DATA PROVIDED >>
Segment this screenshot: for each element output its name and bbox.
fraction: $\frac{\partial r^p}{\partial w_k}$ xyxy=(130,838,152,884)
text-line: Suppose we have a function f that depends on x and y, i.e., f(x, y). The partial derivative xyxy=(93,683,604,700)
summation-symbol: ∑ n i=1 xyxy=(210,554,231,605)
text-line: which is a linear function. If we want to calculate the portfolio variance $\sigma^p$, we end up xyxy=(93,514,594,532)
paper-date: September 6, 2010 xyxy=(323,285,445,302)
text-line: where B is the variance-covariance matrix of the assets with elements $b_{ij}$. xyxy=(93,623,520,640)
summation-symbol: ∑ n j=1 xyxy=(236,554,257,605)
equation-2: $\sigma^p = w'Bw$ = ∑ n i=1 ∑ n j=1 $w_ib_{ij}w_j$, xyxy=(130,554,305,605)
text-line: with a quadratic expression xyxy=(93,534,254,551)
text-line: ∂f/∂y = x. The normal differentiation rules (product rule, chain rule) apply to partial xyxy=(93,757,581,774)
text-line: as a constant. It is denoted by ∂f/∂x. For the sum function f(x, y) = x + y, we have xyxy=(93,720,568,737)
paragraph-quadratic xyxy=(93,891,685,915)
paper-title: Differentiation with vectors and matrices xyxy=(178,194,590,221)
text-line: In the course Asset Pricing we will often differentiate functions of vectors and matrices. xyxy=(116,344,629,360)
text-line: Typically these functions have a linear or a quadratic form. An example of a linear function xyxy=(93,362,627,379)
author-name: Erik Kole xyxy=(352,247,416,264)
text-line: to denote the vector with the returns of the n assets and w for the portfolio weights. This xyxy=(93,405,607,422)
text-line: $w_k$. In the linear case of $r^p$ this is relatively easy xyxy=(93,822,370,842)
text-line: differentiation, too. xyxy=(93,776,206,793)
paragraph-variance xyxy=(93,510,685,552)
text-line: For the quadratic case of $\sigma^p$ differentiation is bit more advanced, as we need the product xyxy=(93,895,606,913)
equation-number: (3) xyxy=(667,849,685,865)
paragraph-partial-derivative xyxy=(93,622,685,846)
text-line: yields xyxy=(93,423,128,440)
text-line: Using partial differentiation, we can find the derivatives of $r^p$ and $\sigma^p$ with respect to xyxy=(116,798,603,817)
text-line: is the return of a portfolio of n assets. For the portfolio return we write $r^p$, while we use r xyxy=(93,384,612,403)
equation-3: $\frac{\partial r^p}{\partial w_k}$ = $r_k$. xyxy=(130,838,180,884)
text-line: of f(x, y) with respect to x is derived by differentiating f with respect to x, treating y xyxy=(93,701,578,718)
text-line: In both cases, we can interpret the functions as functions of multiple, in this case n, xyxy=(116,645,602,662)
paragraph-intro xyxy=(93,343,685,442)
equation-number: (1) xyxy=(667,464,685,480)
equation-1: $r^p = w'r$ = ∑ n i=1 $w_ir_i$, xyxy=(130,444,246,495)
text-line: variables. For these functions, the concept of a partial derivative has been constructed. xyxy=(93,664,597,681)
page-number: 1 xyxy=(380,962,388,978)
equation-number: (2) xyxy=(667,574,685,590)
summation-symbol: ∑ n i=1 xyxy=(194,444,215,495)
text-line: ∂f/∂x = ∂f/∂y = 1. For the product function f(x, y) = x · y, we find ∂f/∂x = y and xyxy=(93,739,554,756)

TASK REQUIREMENTS >>
Extract every line of the records above and reproduce each one verbatim, without alteration.

RESPONSE TO THE TASK >>
Segment this screenshot: for each element output its name and bbox.
fraction: $\frac{\partial r^p}{\partial w_k}$ xyxy=(130,838,152,884)
text-line: Suppose we have a function f that depends on x and y, i.e., f(x, y). The partial derivative xyxy=(93,683,604,700)
summation-symbol: ∑ n i=1 xyxy=(210,554,231,605)
text-line: which is a linear function. If we want to calculate the portfolio variance $\sigma^p$, we end up xyxy=(93,514,594,532)
paper-date: September 6, 2010 xyxy=(323,285,445,302)
text-line: where B is the variance-covariance matrix of the assets with elements $b_{ij}$. xyxy=(93,623,520,640)
summation-symbol: ∑ n j=1 xyxy=(236,554,257,605)
equation-2: $\sigma^p = w'Bw$ = ∑ n i=1 ∑ n j=1 $w_ib_{ij}w_j$, xyxy=(130,554,305,605)
text-line: with a quadratic expression xyxy=(93,534,254,551)
text-line: ∂f/∂y = x. The normal differentiation rules (product rule, chain rule) apply to partial xyxy=(93,757,581,774)
text-line: as a constant. It is denoted by ∂f/∂x. For the sum function f(x, y) = x + y, we have xyxy=(93,720,568,737)
paragraph-quadratic xyxy=(93,891,685,915)
paper-title: Differentiation with vectors and matrices xyxy=(178,194,590,221)
text-line: In the course Asset Pricing we will often differentiate functions of vectors and matrices. xyxy=(116,344,629,360)
text-line: Typically these functions have a linear or a quadratic form. An example of a linear function xyxy=(93,362,627,379)
author-name: Erik Kole xyxy=(352,247,416,264)
text-line: to denote the vector with the returns of the n assets and w for the portfolio weights. This xyxy=(93,405,607,422)
text-line: $w_k$. In the linear case of $r^p$ this is relatively easy xyxy=(93,822,370,842)
text-line: differentiation, too. xyxy=(93,776,206,793)
paragraph-variance xyxy=(93,510,685,552)
text-line: For the quadratic case of $\sigma^p$ differentiation is bit more advanced, as we need the product xyxy=(93,895,606,913)
equation-number: (3) xyxy=(667,849,685,865)
paragraph-partial-derivative xyxy=(93,622,685,846)
text-line: yields xyxy=(93,423,128,440)
text-line: Using partial differentiation, we can find the derivatives of $r^p$ and $\sigma^p$ with respect to xyxy=(116,798,603,817)
text-line: is the return of a portfolio of n assets. For the portfolio return we write $r^p$, while we use r xyxy=(93,384,612,403)
equation-3: $\frac{\partial r^p}{\partial w_k}$ = $r_k$. xyxy=(130,838,180,884)
text-line: of f(x, y) with respect to x is derived by differentiating f with respect to x, treating y xyxy=(93,701,578,718)
text-line: In both cases, we can interpret the functions as functions of multiple, in this case n, xyxy=(116,645,602,662)
paragraph-intro xyxy=(93,343,685,442)
equation-number: (1) xyxy=(667,464,685,480)
equation-1: $r^p = w'r$ = ∑ n i=1 $w_ir_i$, xyxy=(130,444,246,495)
text-line: variables. For these functions, the concept of a partial derivative has been constructed. xyxy=(93,664,597,681)
page-number: 1 xyxy=(380,962,388,978)
equation-number: (2) xyxy=(667,574,685,590)
summation-symbol: ∑ n i=1 xyxy=(194,444,215,495)
text-line: ∂f/∂x = ∂f/∂y = 1. For the product function f(x, y) = x · y, we find ∂f/∂x = y and xyxy=(93,739,554,756)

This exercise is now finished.